Goal
Lift out all lines below that contain "buffer".

Data excerpts
* START *

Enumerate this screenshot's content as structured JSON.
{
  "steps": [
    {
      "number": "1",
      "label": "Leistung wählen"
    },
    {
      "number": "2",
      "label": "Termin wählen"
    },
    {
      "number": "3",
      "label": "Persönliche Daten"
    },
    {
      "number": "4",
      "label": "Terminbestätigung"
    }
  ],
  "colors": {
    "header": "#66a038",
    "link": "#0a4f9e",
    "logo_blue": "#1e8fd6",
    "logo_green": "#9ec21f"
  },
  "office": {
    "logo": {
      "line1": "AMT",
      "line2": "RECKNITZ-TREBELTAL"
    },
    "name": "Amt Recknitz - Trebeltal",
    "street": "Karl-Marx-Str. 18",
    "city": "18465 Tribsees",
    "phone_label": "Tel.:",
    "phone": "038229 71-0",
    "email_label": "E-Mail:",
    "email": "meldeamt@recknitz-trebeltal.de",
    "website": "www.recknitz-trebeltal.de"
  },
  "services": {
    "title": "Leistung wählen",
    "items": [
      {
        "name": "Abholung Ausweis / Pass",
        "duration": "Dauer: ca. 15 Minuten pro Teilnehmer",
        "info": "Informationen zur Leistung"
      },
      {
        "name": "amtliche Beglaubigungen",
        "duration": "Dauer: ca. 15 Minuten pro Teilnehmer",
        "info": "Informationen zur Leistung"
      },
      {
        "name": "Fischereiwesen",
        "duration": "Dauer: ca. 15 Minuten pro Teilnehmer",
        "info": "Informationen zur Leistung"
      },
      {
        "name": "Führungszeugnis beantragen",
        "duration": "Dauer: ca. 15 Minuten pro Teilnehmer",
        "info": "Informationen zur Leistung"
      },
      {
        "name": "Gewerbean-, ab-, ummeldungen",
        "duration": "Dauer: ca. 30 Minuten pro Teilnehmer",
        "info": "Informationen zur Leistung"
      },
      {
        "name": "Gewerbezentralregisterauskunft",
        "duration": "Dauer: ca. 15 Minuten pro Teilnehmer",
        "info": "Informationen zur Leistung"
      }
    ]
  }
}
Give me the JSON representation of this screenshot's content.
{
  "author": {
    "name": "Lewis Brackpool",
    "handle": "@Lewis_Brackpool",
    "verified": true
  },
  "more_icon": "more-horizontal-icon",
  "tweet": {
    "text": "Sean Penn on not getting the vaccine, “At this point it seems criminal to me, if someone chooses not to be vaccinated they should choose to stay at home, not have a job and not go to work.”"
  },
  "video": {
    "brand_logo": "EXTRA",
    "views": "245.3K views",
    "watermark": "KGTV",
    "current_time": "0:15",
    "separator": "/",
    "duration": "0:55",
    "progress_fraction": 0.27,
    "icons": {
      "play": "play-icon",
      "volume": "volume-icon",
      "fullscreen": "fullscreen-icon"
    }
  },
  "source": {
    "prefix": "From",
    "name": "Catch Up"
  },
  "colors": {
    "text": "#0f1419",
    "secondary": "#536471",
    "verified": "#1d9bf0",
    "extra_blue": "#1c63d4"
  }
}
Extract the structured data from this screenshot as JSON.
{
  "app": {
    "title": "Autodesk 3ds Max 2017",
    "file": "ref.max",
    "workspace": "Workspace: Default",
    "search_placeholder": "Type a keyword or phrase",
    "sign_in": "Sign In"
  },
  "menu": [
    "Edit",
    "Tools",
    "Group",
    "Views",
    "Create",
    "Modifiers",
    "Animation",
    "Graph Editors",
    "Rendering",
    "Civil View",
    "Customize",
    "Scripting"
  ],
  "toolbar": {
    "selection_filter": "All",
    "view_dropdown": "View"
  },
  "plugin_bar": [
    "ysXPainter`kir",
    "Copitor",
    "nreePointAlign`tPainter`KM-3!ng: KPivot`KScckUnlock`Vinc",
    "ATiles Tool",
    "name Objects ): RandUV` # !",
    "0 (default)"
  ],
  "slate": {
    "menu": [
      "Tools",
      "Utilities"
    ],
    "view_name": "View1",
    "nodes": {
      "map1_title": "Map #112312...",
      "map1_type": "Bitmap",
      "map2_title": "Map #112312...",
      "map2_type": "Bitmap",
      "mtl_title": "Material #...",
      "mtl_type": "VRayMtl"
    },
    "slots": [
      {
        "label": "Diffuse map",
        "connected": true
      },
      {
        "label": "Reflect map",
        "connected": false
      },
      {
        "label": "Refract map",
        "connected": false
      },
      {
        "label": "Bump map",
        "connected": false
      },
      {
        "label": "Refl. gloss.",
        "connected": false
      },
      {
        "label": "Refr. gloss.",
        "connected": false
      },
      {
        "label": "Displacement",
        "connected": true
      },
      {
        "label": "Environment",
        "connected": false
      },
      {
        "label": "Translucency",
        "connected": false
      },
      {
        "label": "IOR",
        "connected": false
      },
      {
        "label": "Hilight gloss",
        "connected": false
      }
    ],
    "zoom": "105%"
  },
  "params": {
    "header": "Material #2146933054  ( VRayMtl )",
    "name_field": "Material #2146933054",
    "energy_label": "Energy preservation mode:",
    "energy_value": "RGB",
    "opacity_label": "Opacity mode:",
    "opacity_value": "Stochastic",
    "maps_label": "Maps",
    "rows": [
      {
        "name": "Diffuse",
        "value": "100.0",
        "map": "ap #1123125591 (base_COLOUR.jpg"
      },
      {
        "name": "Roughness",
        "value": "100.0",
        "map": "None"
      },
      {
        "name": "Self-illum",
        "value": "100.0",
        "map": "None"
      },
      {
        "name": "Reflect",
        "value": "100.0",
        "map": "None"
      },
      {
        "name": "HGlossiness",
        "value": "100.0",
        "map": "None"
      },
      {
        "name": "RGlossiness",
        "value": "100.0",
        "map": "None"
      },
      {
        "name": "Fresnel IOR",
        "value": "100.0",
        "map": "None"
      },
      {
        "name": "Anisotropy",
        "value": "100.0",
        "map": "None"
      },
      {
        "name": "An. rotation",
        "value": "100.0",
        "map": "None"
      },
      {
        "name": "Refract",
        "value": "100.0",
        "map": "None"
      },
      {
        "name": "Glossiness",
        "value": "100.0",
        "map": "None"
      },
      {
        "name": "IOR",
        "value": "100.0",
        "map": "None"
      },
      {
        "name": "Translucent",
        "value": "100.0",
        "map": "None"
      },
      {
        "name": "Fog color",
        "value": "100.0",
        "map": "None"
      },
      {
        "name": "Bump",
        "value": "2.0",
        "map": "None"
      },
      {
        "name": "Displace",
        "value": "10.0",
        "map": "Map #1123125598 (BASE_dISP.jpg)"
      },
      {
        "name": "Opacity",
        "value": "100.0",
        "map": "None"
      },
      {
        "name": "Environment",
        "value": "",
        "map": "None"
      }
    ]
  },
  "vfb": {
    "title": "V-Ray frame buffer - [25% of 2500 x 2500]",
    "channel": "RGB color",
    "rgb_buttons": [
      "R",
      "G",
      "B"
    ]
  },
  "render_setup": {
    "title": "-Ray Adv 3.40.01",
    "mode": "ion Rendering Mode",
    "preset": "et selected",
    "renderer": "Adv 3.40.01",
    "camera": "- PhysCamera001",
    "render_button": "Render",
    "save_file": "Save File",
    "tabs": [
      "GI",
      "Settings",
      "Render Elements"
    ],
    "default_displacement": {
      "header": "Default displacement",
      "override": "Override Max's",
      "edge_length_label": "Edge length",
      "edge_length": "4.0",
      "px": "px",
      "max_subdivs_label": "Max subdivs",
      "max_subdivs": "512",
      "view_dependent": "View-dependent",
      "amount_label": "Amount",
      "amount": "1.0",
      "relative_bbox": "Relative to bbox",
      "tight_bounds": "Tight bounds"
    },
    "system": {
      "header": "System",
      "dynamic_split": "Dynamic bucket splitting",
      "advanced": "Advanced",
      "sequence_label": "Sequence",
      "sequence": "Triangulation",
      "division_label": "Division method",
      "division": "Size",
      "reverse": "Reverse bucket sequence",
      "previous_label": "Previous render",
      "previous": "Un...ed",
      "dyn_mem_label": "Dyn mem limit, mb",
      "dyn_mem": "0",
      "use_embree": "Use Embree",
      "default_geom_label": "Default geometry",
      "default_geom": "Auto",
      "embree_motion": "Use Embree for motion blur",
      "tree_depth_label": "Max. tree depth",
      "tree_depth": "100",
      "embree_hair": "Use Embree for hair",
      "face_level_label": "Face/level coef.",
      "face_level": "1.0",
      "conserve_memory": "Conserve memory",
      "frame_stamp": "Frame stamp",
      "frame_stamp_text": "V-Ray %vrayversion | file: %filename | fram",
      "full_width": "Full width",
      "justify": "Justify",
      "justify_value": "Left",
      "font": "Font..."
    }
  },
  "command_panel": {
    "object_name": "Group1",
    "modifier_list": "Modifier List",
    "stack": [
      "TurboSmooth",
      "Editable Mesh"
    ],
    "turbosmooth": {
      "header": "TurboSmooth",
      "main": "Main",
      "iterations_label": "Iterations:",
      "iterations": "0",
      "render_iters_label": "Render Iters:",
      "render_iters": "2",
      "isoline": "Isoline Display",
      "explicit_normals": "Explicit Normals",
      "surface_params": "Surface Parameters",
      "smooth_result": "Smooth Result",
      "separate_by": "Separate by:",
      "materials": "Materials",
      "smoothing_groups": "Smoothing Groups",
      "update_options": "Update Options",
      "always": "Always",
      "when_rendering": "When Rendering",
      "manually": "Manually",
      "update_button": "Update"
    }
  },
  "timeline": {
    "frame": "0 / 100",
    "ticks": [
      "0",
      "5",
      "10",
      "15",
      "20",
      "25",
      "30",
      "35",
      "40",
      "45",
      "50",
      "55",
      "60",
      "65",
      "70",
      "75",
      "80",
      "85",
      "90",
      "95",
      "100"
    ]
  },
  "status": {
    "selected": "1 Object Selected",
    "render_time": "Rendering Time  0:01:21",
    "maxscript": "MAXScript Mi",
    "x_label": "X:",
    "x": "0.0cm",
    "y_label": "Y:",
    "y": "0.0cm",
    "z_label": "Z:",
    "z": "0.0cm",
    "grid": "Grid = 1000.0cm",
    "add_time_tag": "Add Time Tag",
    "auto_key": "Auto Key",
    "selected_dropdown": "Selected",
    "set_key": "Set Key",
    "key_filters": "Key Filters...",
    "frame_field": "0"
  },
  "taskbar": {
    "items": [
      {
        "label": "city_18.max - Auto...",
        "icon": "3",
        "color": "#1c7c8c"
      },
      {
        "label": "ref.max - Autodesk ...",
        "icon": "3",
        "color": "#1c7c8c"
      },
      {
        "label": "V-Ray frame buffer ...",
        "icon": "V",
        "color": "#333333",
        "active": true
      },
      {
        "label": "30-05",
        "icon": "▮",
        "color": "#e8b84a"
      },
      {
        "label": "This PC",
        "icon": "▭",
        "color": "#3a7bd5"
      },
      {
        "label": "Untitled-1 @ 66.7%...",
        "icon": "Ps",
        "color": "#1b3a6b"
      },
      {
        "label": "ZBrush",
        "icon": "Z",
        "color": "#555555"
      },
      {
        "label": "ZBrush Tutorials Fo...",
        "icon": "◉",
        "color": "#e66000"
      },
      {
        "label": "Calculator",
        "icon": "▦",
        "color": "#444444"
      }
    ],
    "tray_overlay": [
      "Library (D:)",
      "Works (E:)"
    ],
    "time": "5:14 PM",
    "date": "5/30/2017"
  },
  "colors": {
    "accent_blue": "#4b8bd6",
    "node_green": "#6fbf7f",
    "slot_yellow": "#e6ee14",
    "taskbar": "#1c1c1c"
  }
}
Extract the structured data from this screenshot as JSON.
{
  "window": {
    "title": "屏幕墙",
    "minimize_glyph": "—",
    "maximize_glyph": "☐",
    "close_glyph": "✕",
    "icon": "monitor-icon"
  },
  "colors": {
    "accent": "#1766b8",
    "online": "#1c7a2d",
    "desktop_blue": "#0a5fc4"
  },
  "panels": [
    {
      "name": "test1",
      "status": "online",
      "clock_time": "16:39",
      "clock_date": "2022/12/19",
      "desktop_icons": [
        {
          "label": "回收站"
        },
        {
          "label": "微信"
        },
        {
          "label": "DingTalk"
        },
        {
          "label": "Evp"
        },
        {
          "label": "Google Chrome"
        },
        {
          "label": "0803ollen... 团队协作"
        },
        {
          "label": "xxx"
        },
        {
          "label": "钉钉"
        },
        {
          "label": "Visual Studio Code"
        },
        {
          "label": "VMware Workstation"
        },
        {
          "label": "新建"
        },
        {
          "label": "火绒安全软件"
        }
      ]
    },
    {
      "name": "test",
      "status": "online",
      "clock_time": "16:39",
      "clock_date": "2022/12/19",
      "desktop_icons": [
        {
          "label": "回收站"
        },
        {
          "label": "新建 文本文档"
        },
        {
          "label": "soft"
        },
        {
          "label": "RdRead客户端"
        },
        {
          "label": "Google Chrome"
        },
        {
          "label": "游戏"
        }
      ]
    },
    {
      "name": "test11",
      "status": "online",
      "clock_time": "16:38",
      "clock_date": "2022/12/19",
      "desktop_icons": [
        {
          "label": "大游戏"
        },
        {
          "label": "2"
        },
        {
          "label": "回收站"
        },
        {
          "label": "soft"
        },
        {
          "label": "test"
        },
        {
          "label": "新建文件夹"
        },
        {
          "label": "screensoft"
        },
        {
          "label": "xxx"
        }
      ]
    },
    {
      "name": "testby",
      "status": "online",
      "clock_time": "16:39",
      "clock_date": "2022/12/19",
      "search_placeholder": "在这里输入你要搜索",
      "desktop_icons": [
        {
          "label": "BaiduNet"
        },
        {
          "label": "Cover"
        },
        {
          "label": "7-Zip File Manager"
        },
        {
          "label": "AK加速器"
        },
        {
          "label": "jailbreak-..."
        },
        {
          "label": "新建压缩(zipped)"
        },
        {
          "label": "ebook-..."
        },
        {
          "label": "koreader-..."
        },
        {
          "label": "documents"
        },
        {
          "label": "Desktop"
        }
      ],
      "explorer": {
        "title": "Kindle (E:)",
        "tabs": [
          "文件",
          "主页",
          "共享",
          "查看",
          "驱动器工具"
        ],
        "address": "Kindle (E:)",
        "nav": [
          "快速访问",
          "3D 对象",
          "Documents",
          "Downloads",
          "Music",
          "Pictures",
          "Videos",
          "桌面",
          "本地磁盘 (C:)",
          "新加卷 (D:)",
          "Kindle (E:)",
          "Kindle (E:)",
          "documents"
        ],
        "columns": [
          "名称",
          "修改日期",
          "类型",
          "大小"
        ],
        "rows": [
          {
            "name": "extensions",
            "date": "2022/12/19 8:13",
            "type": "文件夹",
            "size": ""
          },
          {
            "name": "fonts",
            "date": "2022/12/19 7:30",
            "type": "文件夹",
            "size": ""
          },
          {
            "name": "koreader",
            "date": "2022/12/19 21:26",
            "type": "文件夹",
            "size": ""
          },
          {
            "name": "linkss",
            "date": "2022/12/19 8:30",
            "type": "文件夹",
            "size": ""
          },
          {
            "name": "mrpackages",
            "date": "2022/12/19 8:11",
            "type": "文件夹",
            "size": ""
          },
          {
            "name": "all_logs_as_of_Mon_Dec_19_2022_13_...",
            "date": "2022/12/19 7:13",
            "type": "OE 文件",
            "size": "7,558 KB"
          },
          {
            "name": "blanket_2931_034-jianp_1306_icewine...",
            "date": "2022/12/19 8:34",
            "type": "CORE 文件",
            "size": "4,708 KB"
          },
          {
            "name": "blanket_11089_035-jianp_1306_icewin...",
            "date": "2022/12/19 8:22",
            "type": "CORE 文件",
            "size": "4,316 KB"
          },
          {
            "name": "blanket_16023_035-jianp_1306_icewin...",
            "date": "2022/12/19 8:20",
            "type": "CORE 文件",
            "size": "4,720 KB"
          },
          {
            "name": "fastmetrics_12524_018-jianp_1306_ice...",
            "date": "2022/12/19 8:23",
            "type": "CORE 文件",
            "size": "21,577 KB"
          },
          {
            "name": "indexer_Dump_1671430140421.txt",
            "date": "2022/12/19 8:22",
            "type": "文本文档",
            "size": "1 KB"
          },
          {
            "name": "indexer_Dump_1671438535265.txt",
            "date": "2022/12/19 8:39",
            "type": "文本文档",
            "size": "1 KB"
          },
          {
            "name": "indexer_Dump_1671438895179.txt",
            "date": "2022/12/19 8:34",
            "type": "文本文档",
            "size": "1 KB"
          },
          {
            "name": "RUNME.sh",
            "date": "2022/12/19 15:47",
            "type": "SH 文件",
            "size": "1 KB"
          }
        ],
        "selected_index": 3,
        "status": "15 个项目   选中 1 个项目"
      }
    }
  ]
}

* END *

Result
    "title": "V-Ray frame buffer - [25% of 2500 x 2500]",
        "label": "V-Ray frame buffer ...",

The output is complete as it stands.